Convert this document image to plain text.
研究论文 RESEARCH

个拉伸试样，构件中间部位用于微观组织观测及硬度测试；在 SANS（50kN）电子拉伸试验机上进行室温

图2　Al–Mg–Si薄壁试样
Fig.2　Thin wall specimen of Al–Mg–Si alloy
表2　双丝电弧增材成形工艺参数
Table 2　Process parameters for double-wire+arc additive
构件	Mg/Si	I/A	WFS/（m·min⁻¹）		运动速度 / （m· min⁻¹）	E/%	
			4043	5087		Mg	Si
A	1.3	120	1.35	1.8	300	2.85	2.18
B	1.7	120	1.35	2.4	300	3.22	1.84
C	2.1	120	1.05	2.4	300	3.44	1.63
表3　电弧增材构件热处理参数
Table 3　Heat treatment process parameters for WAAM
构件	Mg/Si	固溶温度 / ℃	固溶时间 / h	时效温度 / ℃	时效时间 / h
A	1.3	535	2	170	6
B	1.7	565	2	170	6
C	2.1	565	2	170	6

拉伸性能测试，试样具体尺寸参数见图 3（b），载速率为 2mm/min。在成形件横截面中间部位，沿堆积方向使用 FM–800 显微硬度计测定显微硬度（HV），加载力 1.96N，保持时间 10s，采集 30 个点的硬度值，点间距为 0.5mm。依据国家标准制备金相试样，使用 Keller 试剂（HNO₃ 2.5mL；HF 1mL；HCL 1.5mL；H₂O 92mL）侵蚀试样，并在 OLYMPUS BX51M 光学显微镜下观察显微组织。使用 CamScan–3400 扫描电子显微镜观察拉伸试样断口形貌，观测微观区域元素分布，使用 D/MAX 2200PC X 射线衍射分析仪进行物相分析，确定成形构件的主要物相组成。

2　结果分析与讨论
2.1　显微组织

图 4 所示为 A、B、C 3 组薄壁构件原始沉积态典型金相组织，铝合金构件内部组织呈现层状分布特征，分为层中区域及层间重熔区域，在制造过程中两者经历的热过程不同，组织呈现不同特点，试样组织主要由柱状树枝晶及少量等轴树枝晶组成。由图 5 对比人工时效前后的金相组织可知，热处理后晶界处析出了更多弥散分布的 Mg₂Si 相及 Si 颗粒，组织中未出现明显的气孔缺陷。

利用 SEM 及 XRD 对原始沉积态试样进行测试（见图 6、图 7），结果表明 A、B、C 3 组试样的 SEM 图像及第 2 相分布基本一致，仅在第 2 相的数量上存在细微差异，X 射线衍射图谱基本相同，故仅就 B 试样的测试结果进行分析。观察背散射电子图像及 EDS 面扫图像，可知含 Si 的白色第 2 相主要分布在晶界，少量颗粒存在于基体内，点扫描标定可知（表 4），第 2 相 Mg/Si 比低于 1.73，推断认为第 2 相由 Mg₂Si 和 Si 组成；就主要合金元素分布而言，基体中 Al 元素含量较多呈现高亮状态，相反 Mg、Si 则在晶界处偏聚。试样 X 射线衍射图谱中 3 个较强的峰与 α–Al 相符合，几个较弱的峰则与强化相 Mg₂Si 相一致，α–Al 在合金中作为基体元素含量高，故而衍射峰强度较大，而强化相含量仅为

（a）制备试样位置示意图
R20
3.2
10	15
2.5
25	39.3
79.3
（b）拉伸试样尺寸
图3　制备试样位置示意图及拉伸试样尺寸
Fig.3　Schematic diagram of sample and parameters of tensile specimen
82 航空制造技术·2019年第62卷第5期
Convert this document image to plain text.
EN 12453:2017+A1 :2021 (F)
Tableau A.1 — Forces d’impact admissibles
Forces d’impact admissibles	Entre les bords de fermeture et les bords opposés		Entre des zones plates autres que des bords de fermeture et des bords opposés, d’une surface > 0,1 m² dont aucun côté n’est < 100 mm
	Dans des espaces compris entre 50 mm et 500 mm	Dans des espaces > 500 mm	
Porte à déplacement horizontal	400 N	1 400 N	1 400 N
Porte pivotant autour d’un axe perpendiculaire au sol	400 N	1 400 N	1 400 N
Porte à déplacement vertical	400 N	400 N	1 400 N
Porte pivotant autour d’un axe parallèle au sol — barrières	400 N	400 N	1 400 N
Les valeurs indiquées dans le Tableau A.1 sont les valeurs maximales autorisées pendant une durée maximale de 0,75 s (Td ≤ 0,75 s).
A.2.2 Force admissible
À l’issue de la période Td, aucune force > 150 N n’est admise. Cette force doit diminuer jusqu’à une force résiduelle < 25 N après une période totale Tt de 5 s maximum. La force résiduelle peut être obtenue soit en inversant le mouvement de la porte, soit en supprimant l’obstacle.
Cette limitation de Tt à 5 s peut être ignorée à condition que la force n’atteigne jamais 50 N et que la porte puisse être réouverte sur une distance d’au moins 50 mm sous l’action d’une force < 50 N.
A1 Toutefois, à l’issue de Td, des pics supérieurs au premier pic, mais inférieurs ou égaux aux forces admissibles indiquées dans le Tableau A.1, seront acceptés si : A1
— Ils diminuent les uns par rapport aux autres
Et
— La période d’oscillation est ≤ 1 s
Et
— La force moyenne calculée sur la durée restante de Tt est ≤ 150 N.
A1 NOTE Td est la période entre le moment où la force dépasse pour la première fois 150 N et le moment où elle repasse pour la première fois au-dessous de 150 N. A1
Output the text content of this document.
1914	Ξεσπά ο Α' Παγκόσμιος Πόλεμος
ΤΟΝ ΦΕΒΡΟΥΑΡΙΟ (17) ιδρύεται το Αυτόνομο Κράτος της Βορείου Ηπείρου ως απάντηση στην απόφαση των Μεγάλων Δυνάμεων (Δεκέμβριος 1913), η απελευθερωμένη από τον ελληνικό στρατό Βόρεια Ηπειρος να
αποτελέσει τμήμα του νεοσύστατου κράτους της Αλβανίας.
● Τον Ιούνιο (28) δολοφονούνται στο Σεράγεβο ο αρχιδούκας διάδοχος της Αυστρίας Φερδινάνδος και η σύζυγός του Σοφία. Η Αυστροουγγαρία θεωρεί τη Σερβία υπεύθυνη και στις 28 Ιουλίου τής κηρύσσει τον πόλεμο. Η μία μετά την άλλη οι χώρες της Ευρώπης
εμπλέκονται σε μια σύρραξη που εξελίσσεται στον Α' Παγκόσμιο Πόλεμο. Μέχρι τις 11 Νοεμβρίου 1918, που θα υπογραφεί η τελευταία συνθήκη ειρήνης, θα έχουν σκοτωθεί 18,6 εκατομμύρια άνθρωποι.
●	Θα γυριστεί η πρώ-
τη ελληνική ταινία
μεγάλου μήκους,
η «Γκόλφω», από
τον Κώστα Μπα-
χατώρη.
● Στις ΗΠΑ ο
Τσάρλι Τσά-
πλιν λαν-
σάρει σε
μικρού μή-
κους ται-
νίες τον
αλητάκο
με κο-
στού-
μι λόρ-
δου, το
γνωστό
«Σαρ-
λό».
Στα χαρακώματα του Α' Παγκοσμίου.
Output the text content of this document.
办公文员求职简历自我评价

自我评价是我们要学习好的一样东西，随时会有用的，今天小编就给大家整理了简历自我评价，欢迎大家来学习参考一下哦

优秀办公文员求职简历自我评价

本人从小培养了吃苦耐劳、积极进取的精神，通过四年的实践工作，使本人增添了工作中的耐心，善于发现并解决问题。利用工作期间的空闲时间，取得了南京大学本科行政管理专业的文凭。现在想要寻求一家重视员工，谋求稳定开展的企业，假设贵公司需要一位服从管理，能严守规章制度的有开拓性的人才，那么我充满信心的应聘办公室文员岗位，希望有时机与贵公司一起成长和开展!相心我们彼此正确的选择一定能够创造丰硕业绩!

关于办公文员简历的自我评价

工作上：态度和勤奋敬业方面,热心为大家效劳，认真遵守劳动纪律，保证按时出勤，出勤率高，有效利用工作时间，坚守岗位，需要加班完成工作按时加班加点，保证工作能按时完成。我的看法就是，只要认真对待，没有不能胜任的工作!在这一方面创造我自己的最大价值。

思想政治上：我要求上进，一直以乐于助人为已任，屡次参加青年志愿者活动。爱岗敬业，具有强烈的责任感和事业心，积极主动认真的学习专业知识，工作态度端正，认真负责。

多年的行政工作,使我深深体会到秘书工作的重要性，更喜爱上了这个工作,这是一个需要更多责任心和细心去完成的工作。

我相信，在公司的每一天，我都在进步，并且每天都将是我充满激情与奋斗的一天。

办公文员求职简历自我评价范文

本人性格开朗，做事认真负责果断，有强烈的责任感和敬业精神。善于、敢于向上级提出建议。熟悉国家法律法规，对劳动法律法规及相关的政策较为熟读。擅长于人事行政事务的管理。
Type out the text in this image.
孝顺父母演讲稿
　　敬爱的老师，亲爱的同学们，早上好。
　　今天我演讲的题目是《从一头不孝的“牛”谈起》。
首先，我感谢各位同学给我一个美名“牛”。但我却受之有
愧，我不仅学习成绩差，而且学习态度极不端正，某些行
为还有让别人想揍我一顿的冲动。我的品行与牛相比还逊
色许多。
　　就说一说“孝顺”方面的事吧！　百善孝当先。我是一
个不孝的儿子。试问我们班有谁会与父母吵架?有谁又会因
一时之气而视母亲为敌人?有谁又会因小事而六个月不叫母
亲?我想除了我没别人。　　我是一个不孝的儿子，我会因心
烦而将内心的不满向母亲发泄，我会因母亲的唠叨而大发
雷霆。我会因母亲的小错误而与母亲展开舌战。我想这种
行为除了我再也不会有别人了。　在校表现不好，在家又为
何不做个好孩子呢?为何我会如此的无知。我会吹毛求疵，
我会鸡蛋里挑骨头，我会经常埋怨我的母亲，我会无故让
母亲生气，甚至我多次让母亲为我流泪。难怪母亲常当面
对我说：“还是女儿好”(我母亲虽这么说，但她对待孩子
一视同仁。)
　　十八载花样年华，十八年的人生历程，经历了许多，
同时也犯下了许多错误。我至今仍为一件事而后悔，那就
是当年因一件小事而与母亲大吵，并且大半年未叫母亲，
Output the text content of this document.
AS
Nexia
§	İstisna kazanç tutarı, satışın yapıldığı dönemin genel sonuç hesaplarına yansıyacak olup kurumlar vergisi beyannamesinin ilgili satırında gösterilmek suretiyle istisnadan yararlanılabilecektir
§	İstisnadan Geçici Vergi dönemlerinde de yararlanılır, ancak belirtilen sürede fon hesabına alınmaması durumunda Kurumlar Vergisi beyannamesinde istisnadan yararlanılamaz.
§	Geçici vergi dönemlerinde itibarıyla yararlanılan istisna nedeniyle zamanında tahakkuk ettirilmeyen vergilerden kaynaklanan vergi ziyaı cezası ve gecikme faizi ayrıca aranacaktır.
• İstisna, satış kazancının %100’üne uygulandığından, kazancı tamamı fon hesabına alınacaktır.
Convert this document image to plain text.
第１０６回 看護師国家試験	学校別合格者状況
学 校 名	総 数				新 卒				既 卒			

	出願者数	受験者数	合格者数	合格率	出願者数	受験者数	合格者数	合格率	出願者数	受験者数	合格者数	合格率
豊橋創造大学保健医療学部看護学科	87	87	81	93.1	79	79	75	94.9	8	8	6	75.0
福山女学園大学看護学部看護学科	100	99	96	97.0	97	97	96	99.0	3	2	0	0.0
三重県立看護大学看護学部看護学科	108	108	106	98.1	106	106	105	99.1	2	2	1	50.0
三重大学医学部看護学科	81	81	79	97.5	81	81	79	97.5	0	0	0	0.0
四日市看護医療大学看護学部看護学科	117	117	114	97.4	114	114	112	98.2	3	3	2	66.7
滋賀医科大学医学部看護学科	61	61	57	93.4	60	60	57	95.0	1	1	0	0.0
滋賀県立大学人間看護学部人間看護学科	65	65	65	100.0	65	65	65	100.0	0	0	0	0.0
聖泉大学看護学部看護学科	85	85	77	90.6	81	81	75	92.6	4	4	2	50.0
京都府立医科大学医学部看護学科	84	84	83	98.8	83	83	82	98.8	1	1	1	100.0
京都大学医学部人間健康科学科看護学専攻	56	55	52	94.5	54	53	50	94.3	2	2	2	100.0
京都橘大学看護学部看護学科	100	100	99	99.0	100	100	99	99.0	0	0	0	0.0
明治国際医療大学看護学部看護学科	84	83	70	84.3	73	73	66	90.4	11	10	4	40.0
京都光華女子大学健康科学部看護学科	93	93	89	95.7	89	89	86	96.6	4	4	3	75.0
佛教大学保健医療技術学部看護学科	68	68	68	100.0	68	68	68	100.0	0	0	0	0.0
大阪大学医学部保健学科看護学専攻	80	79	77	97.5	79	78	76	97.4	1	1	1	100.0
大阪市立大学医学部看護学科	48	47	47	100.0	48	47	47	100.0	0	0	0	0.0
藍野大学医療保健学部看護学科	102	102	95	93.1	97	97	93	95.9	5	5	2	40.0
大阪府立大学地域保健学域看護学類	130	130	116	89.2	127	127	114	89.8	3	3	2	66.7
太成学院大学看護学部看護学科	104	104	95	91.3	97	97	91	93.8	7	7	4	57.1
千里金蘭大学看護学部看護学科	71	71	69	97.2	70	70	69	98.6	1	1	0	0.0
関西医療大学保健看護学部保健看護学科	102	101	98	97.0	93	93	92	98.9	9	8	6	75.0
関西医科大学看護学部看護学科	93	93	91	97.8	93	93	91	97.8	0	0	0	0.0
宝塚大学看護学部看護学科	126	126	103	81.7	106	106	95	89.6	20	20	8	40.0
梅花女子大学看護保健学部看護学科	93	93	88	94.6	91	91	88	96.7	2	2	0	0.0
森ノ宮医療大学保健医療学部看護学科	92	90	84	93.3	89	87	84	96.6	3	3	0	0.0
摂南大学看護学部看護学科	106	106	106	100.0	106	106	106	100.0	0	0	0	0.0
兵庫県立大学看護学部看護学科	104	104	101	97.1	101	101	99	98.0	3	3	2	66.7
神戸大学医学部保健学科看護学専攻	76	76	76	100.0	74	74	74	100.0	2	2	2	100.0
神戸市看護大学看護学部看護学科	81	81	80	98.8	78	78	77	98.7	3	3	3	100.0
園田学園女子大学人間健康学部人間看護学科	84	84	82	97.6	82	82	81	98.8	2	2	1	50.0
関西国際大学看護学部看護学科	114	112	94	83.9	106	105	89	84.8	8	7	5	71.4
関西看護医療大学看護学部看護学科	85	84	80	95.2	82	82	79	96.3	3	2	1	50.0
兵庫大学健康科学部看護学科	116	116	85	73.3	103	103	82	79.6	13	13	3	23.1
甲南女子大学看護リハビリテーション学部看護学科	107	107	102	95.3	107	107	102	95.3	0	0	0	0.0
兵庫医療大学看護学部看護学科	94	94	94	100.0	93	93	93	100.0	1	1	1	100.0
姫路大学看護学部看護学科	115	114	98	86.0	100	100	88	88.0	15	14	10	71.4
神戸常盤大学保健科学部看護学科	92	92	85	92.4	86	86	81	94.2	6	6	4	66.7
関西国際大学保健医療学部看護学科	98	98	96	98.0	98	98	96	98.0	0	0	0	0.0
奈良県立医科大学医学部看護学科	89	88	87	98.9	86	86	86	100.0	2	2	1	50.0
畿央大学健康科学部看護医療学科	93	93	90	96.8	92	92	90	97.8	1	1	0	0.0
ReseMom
++++++++
Do this -> How many of the lines above hold the word "durée"? Give only that number.

Answer to the task -> 2